(Data extracted from a collection)
───

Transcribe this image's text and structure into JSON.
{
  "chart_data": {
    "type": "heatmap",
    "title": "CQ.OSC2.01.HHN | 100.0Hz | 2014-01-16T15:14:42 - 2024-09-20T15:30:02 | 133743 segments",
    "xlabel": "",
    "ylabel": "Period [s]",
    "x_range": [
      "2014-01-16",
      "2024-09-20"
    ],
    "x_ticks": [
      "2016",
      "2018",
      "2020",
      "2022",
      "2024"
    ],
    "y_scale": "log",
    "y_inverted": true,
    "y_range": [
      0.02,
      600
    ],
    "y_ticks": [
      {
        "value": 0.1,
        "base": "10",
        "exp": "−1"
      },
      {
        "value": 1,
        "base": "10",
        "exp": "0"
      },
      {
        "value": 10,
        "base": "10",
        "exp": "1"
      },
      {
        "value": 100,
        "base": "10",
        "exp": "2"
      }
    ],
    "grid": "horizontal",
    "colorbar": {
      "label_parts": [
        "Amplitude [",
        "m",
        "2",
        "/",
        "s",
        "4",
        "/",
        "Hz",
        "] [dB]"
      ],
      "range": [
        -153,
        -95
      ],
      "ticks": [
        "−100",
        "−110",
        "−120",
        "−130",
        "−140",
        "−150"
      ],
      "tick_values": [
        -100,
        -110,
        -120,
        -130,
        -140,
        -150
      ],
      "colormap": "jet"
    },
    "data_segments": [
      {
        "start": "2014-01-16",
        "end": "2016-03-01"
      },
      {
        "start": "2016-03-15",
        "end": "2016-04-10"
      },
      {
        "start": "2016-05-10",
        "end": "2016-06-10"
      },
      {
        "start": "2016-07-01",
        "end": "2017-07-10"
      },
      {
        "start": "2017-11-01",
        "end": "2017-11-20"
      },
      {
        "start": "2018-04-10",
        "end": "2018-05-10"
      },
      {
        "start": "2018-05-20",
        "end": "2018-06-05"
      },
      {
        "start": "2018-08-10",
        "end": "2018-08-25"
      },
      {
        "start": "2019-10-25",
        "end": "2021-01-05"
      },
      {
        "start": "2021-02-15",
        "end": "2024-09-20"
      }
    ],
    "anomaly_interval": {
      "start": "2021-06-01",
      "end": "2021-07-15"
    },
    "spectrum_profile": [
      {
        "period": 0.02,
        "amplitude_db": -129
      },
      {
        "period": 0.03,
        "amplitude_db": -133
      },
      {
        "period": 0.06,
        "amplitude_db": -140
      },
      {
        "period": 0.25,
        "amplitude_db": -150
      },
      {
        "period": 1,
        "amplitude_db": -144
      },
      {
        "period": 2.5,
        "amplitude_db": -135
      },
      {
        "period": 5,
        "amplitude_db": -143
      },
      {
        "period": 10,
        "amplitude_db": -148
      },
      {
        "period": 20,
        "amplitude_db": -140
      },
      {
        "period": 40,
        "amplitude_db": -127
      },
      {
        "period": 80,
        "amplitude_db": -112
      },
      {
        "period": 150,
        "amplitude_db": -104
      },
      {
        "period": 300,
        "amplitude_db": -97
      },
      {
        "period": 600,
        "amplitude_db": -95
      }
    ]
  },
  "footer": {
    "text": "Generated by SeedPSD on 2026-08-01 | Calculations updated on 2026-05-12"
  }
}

───

**Challenge:** Answer with one number: how many lines in the listing hold "text".

**Answer for the task:** 2